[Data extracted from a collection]
○ ○ ○ ○

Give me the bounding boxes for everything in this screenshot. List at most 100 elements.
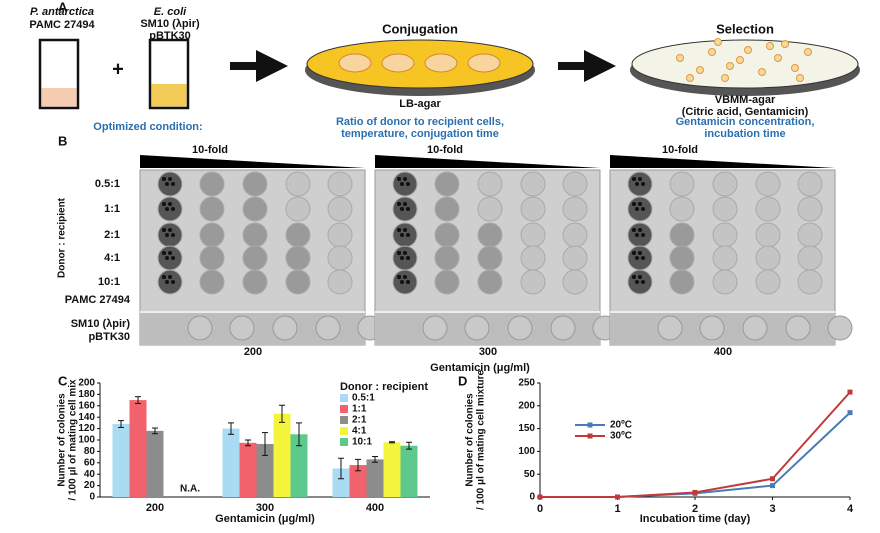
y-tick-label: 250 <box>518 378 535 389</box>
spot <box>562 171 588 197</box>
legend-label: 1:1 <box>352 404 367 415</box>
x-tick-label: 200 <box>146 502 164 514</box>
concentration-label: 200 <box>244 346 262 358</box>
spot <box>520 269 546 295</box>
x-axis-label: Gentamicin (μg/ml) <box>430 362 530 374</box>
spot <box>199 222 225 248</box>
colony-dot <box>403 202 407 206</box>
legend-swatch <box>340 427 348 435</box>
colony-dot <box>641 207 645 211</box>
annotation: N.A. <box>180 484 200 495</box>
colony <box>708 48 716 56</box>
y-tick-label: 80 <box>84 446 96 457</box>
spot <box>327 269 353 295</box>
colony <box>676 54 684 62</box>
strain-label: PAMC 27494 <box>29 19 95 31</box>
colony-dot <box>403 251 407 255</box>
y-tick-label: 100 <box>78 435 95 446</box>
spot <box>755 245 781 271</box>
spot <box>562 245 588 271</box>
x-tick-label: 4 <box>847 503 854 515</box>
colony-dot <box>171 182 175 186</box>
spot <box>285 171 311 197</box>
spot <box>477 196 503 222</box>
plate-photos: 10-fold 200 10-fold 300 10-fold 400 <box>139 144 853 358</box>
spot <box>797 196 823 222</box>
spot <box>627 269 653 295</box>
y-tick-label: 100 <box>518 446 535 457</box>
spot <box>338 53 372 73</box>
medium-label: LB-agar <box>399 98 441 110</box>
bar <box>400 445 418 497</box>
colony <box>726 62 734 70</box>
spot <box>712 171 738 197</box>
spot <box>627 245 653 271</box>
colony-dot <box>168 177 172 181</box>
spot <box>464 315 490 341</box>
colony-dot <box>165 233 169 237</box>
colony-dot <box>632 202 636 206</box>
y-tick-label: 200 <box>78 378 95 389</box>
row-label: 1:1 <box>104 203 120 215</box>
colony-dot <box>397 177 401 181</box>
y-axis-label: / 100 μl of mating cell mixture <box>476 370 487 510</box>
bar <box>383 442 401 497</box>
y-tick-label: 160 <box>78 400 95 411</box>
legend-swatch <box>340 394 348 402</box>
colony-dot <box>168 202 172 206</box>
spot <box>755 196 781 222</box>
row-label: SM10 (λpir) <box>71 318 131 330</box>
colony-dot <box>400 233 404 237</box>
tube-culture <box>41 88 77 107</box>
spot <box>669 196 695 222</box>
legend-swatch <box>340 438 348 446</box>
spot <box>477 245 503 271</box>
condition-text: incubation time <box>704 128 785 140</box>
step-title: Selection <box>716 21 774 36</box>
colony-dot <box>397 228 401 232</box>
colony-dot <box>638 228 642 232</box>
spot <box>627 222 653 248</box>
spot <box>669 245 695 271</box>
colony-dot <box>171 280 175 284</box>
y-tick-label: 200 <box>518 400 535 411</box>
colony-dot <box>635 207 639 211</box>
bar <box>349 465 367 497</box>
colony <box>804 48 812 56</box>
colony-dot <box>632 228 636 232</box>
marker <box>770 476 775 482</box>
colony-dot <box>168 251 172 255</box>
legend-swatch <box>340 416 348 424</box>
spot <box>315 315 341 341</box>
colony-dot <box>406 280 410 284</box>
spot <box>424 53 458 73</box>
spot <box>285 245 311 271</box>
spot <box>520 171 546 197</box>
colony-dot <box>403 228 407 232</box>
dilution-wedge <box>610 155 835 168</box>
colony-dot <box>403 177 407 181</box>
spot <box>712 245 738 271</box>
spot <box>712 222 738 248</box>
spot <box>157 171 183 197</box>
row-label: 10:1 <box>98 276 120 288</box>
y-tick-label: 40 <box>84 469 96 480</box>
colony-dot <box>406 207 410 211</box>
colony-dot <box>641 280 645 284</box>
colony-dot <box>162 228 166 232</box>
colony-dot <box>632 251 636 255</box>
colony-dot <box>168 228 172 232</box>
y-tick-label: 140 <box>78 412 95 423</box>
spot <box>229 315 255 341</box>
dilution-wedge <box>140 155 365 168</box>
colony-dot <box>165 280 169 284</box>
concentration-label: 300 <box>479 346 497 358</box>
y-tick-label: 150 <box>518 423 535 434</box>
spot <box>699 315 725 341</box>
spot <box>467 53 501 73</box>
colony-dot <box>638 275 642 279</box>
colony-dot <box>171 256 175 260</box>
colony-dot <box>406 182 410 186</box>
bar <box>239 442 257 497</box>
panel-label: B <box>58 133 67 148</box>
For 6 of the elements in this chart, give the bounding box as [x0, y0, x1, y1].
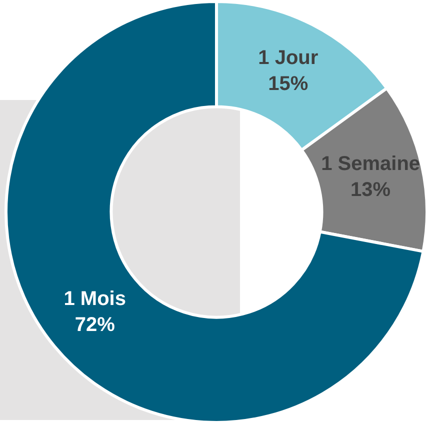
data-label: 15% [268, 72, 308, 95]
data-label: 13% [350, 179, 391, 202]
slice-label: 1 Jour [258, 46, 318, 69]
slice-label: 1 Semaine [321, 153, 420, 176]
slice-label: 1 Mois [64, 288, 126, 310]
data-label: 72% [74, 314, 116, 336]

○ ○ ○ ○

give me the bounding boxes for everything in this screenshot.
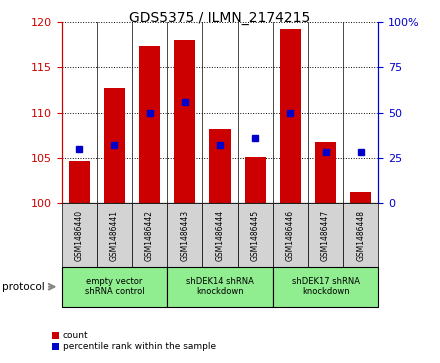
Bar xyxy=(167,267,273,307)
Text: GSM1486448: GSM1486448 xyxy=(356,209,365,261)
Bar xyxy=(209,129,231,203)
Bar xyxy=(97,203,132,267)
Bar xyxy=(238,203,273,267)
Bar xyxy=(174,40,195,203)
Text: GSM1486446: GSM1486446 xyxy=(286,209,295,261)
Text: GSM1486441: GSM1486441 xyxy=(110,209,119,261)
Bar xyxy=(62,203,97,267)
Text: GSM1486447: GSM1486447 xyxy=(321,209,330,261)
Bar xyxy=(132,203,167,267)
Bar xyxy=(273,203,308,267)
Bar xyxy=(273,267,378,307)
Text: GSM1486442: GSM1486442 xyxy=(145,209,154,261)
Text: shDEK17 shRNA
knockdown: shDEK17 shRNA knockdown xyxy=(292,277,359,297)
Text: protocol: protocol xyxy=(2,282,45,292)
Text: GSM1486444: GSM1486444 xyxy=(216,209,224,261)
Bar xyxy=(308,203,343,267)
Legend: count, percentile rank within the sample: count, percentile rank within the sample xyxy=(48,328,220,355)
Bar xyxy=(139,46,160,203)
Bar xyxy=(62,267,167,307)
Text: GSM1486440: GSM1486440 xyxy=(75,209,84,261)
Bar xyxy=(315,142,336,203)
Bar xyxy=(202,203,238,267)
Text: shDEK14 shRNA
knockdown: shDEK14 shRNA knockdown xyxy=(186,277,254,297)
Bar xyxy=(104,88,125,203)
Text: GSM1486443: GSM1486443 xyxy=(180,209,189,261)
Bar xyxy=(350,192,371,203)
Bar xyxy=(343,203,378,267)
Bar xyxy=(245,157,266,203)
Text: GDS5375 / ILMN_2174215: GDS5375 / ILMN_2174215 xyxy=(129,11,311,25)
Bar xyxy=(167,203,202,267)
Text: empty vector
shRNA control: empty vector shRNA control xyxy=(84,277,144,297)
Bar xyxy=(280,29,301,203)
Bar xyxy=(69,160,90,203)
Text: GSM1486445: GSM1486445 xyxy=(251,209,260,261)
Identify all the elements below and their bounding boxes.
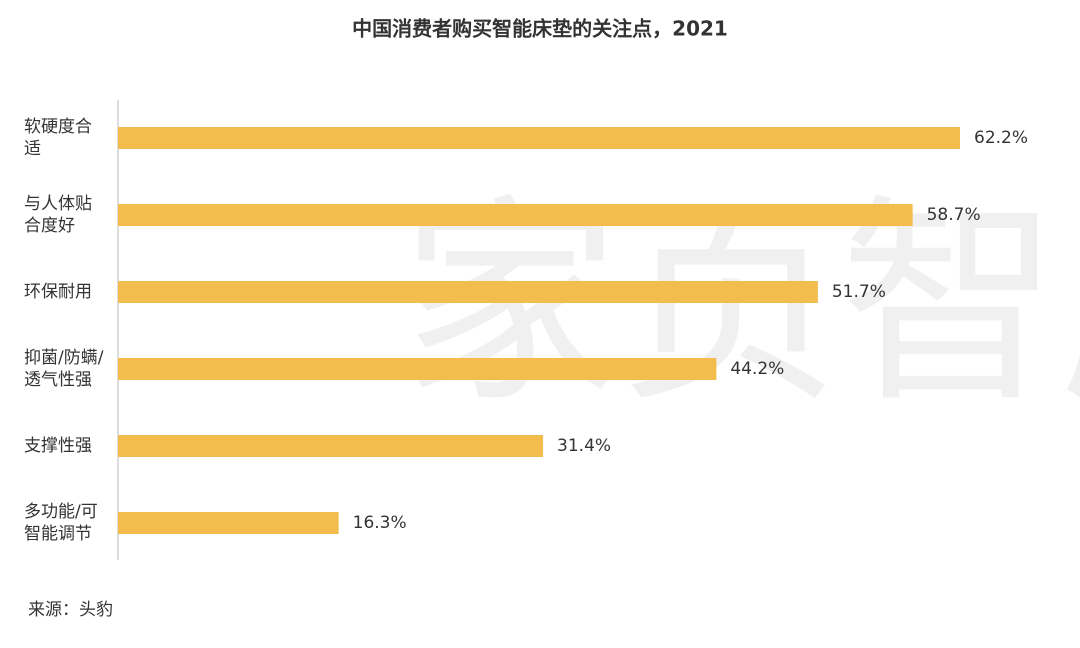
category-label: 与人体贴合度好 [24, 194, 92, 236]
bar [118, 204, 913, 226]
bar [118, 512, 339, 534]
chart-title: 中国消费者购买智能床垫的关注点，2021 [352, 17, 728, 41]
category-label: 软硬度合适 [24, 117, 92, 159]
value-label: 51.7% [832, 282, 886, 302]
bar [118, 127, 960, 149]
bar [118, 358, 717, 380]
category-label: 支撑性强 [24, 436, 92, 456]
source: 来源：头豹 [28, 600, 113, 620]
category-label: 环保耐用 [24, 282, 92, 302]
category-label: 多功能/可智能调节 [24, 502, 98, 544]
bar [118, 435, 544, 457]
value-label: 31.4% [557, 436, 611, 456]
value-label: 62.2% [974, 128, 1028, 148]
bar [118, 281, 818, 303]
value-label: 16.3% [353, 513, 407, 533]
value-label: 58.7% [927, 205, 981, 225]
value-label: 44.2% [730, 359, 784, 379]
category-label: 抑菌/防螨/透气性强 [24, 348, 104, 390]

○ ○ ○ ○

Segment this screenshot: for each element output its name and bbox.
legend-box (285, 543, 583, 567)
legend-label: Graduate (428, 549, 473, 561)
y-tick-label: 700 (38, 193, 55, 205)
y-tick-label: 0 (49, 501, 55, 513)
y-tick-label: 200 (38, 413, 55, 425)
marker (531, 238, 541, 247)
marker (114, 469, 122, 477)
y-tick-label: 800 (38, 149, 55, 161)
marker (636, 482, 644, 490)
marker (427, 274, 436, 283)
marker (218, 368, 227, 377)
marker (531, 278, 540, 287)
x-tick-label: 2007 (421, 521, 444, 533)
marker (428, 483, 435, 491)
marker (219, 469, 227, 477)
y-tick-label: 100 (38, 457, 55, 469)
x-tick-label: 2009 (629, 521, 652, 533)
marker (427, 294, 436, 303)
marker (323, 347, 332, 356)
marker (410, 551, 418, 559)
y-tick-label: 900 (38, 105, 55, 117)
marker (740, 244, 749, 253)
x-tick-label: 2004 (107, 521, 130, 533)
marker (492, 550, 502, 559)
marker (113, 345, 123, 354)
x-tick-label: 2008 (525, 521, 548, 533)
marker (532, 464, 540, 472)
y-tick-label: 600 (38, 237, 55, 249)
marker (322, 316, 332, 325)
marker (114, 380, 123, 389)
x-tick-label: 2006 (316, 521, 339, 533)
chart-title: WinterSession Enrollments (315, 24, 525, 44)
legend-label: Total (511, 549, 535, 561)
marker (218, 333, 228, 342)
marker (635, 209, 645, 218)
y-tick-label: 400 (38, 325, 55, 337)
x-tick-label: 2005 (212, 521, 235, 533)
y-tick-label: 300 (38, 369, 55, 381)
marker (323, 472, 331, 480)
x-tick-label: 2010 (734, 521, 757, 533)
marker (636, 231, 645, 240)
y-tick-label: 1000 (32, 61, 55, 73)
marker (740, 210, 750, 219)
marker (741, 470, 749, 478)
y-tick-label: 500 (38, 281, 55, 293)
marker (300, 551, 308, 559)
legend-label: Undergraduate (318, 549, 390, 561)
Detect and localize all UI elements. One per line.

○ ○ ○ ○

Reproduce the rows verbatim, from the line containing "Bar xyxy=(167,267,273,307)" through the line containing "Identify all the", with both of those lines included.

• _The solution_
Bar xyxy=(167,267,273,307)
Text: GSM1486448: GSM1486448 xyxy=(356,209,365,261)
Bar xyxy=(209,129,231,203)
Bar xyxy=(97,203,132,267)
Bar xyxy=(238,203,273,267)
Bar xyxy=(174,40,195,203)
Text: GSM1486446: GSM1486446 xyxy=(286,209,295,261)
Text: GSM1486441: GSM1486441 xyxy=(110,209,119,261)
Bar xyxy=(62,203,97,267)
Text: GSM1486447: GSM1486447 xyxy=(321,209,330,261)
Bar xyxy=(132,203,167,267)
Bar xyxy=(273,203,308,267)
Bar xyxy=(273,267,378,307)
Text: GSM1486442: GSM1486442 xyxy=(145,209,154,261)
Text: shDEK17 shRNA
knockdown: shDEK17 shRNA knockdown xyxy=(292,277,359,297)
Text: protocol: protocol xyxy=(2,282,45,292)
Text: GSM1486444: GSM1486444 xyxy=(216,209,224,261)
Bar xyxy=(308,203,343,267)
Legend: count, percentile rank within the sample: count, percentile rank within the sample xyxy=(48,328,220,355)
Bar xyxy=(139,46,160,203)
Bar xyxy=(62,267,167,307)
Text: GSM1486440: GSM1486440 xyxy=(75,209,84,261)
Bar xyxy=(315,142,336,203)
Bar xyxy=(202,203,238,267)
Text: shDEK14 shRNA
knockdown: shDEK14 shRNA knockdown xyxy=(186,277,254,297)
Bar xyxy=(104,88,125,203)
Text: GSM1486443: GSM1486443 xyxy=(180,209,189,261)
Bar xyxy=(350,192,371,203)
Bar xyxy=(343,203,378,267)
Bar xyxy=(245,157,266,203)
Text: GDS5375 / ILMN_2174215: GDS5375 / ILMN_2174215 xyxy=(129,11,311,25)
Bar xyxy=(167,203,202,267)
Text: empty vector
shRNA control: empty vector shRNA control xyxy=(84,277,144,297)
Bar xyxy=(280,29,301,203)
Bar xyxy=(69,160,90,203)
Text: GSM1486445: GSM1486445 xyxy=(251,209,260,261)
Identify all the elements below and their bounding boxes.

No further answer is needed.